--- PROBLEM TO WORK ON ---
Locate each line below that includes "TiOₓ" and reproduce it.

--- LISTING ---

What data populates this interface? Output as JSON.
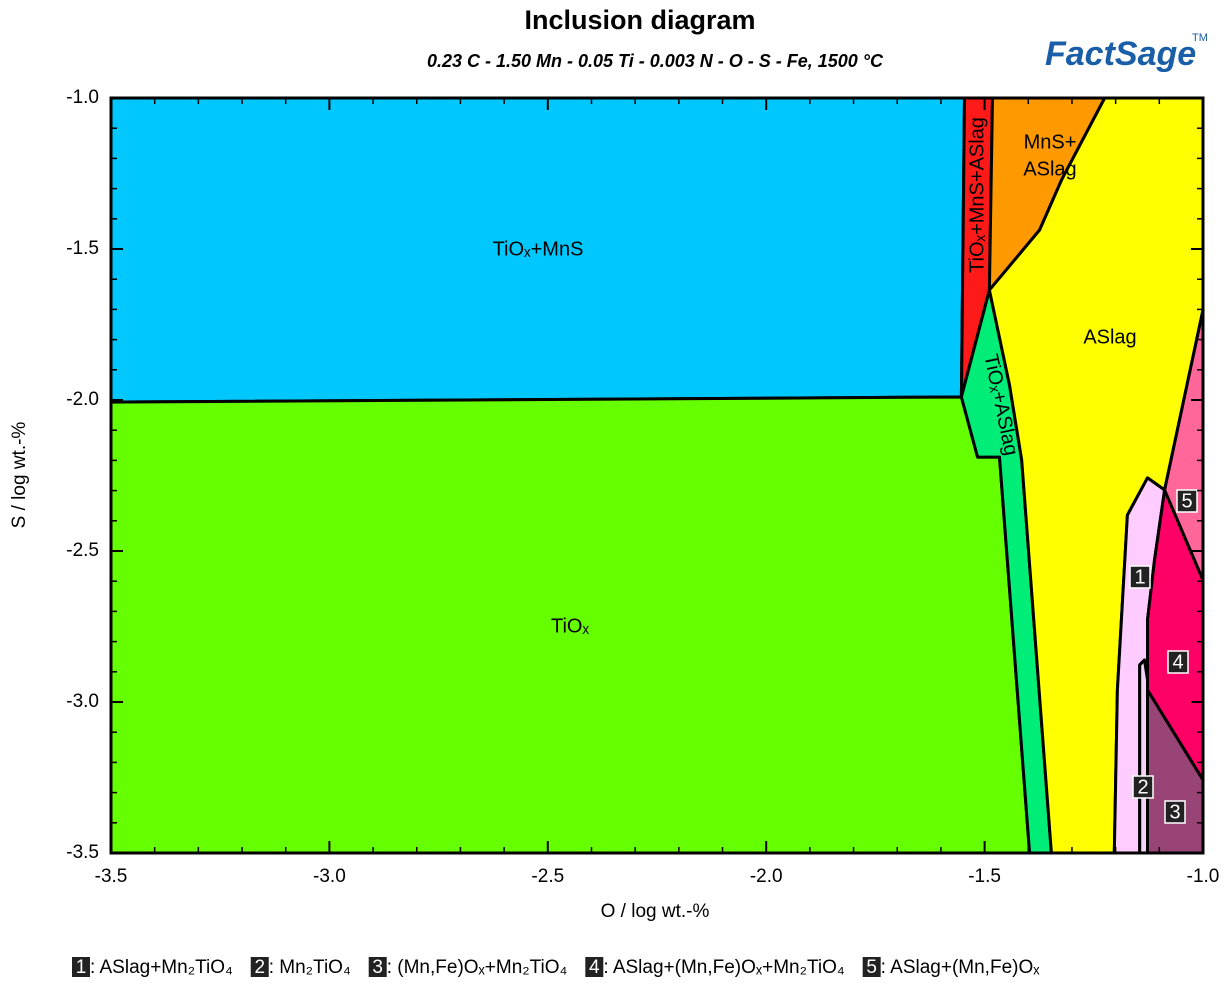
{
  "chart_data": {
    "type": "phase-diagram",
    "title": "Inclusion diagram",
    "subtitle": "0.23 C - 1.50 Mn - 0.05 Ti - 0.003 N - O - S - Fe, 1500 °C",
    "logo": "FactSage",
    "logo_mark": "TM",
    "xlabel": "O / log wt.-%",
    "ylabel": "S / log wt.-%",
    "xlim": [
      -3.5,
      -1.0
    ],
    "ylim": [
      -3.5,
      -1.0
    ],
    "xticks": [
      -3.5,
      {
        "value": -3.0,
        "label": "-3.0"
      },
      -2.5,
      {
        "value": -2.0,
        "label": "-2.0"
      },
      -1.5,
      {
        "value": -1.0,
        "label": "-1.0"
      }
    ],
    "yticks": [
      -3.5,
      {
        "value": -3.0,
        "label": "-3.0"
      },
      -2.5,
      {
        "value": -2.0,
        "label": "-2.0"
      },
      -1.5,
      {
        "value": -1.0,
        "label": "-1.0"
      }
    ],
    "xminorticks": [
      -3.4,
      -3.3,
      -3.2,
      -3.1,
      -2.9,
      -2.8,
      -2.7,
      -2.6,
      -2.4,
      -2.3,
      -2.2,
      -2.1,
      -1.9,
      -1.8,
      -1.7,
      -1.6,
      -1.4,
      -1.3,
      -1.2,
      -1.1
    ],
    "yminorticks": [
      -3.4,
      -3.3,
      -3.2,
      -3.1,
      -2.9,
      -2.8,
      -2.7,
      -2.6,
      -2.4,
      -2.3,
      -2.2,
      -2.1,
      -1.9,
      -1.8,
      -1.7,
      -1.6,
      -1.4,
      -1.3,
      -1.2,
      -1.1
    ],
    "regions": [
      {
        "label": "TiOₓ+MnS",
        "color": "#00c8ff",
        "points": [
          [
            -3.5,
            -1.0
          ],
          [
            -1.546,
            -1.0
          ],
          [
            -1.553,
            -1.99
          ],
          [
            -3.5,
            -2.007
          ]
        ]
      },
      {
        "label": "TiOₓ",
        "color": "#66ff00",
        "points": [
          [
            -3.5,
            -2.007
          ],
          [
            -1.553,
            -1.99
          ],
          [
            -1.516,
            -2.189
          ],
          [
            -1.466,
            -2.189
          ],
          [
            -1.397,
            -3.5
          ],
          [
            -3.5,
            -3.5
          ]
        ]
      },
      {
        "label": "TiOₓ+MnS+ASlag",
        "color": "#ff1a1a",
        "points": [
          [
            -1.546,
            -1.0
          ],
          [
            -1.482,
            -1.0
          ],
          [
            -1.489,
            -1.636
          ],
          [
            -1.553,
            -1.99
          ]
        ]
      },
      {
        "label": [
          "MnS+",
          "ASlag"
        ],
        "color": "#ff9900",
        "points": [
          [
            -1.482,
            -1.0
          ],
          [
            -1.225,
            -1.0
          ],
          [
            -1.324,
            -1.272
          ],
          [
            -1.374,
            -1.437
          ],
          [
            -1.489,
            -1.636
          ]
        ]
      },
      {
        "label": "TiOₓ+ASlag",
        "color": "#00ee77",
        "points": [
          [
            -1.489,
            -1.636
          ],
          [
            -1.443,
            -1.95
          ],
          [
            -1.415,
            -2.199
          ],
          [
            -1.347,
            -3.5
          ],
          [
            -1.397,
            -3.5
          ],
          [
            -1.466,
            -2.189
          ],
          [
            -1.516,
            -2.189
          ],
          [
            -1.553,
            -1.99
          ]
        ]
      },
      {
        "label": "ASlag",
        "color": "#ffff00",
        "points": [
          [
            -1.489,
            -1.636
          ],
          [
            -1.374,
            -1.437
          ],
          [
            -1.324,
            -1.272
          ],
          [
            -1.225,
            -1.0
          ],
          [
            -1.0,
            -1.0
          ],
          [
            -1.0,
            -1.702
          ],
          [
            -1.088,
            -2.298
          ],
          [
            -1.127,
            -2.258
          ],
          [
            -1.173,
            -2.381
          ],
          [
            -1.196,
            -2.96
          ],
          [
            -1.203,
            -3.5
          ],
          [
            -1.347,
            -3.5
          ],
          [
            -1.415,
            -2.199
          ],
          [
            -1.443,
            -1.95
          ]
        ]
      },
      {
        "label": "1",
        "legend": ": ASlag+Mn₂TiO₄",
        "color": "#ffccff",
        "points": [
          [
            -1.203,
            -3.5
          ],
          [
            -1.196,
            -2.96
          ],
          [
            -1.173,
            -2.381
          ],
          [
            -1.127,
            -2.258
          ],
          [
            -1.088,
            -2.298
          ],
          [
            -1.111,
            -2.53
          ],
          [
            -1.127,
            -2.728
          ],
          [
            -1.127,
            -2.927
          ],
          [
            -1.134,
            -2.861
          ],
          [
            -1.145,
            -2.877
          ],
          [
            -1.145,
            -3.5
          ]
        ]
      },
      {
        "label": "2",
        "legend": ": Mn₂TiO₄",
        "color": "#f4d4f4",
        "points": [
          [
            -1.145,
            -3.5
          ],
          [
            -1.145,
            -2.877
          ],
          [
            -1.134,
            -2.861
          ],
          [
            -1.127,
            -2.927
          ],
          [
            -1.127,
            -3.5
          ]
        ]
      },
      {
        "label": "3",
        "legend": ": (Mn,Fe)Oₓ+Mn₂TiO₄",
        "color": "#994477",
        "points": [
          [
            -1.127,
            -2.96
          ],
          [
            -1.0,
            -3.258
          ],
          [
            -1.0,
            -3.5
          ],
          [
            -1.127,
            -3.5
          ]
        ]
      },
      {
        "label": "4",
        "legend": ": ASlag+(Mn,Fe)Oₓ+Mn₂TiO₄",
        "color": "#ff0066",
        "points": [
          [
            -1.088,
            -2.298
          ],
          [
            -1.0,
            -2.596
          ],
          [
            -1.0,
            -3.258
          ],
          [
            -1.127,
            -2.96
          ],
          [
            -1.127,
            -2.728
          ],
          [
            -1.111,
            -2.53
          ]
        ]
      },
      {
        "label": "5",
        "legend": ": ASlag+(Mn,Fe)Oₓ",
        "color": "#ff6699",
        "points": [
          [
            -1.0,
            -1.702
          ],
          [
            -1.0,
            -2.596
          ],
          [
            -1.088,
            -2.298
          ]
        ]
      }
    ]
  }
}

---

--- RESULT OF THE EXERCISE ---
        "label": "TiOₓ+MnS",
        "label": "TiOₓ",
        "label": "TiOₓ+MnS+ASlag",
        "label": "TiOₓ+ASlag",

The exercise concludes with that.